Records shown:
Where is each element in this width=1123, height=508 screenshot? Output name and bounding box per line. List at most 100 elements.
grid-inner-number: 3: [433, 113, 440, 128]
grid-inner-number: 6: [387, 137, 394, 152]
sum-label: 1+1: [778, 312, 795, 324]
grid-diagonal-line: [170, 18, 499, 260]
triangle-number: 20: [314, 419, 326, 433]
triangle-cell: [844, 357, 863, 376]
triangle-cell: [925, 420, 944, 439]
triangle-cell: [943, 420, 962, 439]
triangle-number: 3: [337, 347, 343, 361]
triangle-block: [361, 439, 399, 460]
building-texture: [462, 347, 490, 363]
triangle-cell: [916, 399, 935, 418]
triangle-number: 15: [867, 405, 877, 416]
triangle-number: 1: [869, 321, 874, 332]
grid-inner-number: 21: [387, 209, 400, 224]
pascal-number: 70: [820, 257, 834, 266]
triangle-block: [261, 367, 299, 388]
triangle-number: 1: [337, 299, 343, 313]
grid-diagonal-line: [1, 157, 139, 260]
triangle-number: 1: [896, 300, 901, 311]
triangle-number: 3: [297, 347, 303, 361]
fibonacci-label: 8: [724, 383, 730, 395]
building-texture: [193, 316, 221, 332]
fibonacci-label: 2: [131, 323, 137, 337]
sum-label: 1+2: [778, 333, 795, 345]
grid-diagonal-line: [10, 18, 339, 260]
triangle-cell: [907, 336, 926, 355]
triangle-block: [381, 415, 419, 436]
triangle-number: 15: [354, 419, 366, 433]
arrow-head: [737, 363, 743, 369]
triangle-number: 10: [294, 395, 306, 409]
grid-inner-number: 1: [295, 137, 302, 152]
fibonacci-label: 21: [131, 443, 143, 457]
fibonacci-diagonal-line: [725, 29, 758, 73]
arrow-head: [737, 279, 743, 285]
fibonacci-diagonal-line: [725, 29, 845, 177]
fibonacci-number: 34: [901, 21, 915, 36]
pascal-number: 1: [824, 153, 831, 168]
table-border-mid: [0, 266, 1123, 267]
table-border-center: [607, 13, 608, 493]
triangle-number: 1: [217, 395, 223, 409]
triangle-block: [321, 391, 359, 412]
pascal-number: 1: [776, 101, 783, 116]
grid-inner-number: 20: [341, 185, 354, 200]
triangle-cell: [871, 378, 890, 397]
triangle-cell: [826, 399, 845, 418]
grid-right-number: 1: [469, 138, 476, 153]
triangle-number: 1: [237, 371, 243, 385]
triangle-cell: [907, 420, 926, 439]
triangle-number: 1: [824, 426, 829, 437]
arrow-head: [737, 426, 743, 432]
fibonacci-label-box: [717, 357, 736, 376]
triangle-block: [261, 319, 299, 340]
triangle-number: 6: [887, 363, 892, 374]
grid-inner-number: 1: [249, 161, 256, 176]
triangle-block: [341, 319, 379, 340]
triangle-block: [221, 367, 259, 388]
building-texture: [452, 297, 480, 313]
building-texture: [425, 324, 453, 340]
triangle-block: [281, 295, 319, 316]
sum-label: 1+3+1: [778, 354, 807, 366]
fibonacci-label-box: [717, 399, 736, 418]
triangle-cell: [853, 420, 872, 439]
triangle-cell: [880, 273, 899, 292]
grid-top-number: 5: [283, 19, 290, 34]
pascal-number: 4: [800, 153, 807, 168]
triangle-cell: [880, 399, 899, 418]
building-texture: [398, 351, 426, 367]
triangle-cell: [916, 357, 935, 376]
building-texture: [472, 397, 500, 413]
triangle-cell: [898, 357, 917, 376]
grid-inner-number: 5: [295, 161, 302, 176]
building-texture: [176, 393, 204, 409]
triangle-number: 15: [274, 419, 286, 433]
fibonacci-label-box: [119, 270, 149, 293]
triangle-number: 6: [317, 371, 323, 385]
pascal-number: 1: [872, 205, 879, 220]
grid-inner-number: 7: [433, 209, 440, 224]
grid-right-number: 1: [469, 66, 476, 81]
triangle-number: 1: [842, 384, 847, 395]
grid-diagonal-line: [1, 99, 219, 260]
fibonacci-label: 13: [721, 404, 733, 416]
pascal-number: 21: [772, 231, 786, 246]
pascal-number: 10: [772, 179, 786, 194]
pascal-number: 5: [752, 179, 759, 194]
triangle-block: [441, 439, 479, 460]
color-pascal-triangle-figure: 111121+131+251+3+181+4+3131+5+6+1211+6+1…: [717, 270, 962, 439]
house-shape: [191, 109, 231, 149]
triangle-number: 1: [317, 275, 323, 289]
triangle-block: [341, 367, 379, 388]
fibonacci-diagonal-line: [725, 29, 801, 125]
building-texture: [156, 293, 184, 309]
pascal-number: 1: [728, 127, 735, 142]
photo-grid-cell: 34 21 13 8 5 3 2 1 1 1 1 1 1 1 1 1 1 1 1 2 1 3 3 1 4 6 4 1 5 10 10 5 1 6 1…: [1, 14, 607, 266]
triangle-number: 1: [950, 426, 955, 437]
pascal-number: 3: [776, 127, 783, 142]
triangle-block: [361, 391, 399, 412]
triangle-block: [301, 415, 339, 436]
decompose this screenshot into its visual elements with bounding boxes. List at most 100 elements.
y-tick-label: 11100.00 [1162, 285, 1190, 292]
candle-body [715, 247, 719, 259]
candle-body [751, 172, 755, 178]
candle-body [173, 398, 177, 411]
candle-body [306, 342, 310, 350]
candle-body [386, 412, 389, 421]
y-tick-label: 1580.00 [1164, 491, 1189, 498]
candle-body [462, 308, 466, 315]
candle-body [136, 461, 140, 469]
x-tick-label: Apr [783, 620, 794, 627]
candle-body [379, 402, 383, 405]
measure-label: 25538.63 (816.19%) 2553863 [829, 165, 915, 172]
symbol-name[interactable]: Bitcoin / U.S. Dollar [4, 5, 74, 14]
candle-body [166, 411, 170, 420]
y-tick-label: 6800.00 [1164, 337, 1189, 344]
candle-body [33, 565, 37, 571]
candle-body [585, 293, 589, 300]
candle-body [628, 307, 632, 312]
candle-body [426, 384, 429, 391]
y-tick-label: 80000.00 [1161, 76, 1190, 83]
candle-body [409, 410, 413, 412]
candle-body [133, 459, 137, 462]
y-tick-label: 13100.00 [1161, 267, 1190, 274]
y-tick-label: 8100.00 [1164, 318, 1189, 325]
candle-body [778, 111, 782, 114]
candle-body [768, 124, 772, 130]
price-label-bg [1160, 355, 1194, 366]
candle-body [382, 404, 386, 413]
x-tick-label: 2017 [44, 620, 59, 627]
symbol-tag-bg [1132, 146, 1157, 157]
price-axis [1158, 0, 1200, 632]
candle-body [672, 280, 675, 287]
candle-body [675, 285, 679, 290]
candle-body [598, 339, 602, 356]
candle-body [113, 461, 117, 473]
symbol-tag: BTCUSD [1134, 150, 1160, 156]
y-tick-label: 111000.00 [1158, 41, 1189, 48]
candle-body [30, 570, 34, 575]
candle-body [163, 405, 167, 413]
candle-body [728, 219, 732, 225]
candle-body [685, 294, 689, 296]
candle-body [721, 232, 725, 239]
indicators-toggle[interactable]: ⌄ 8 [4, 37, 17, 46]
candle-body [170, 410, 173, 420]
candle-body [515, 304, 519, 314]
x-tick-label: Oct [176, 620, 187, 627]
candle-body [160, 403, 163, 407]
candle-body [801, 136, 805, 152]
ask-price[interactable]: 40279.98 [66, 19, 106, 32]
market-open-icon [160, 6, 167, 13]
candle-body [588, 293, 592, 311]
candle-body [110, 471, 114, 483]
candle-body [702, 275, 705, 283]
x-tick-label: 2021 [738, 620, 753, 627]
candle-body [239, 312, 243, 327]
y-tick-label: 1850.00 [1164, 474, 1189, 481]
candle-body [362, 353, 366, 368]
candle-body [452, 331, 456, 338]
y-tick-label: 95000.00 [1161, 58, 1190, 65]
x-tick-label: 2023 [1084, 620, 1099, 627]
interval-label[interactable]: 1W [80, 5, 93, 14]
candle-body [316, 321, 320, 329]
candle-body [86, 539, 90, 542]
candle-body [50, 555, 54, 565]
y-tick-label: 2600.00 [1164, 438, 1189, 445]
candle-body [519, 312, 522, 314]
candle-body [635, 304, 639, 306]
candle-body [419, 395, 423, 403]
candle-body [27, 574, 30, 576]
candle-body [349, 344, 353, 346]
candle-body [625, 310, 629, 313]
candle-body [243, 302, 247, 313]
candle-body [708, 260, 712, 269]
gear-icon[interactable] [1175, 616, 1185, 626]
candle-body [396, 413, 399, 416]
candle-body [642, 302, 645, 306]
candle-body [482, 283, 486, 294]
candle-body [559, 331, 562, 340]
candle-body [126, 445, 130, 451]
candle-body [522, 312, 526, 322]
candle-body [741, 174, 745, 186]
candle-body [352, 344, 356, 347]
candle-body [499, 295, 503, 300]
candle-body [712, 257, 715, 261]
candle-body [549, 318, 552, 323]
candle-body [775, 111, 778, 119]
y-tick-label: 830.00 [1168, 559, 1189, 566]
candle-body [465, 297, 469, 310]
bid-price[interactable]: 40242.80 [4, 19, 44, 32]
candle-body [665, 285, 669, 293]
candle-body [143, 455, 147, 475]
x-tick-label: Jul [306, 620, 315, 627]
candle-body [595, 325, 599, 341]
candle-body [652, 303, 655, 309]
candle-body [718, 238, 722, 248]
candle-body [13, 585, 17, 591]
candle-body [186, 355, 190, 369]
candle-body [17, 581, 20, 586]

Exercise directions: How many lines of the data above contain the string "screenshot"? Case counts. Reply with the number alone.

Task result: 2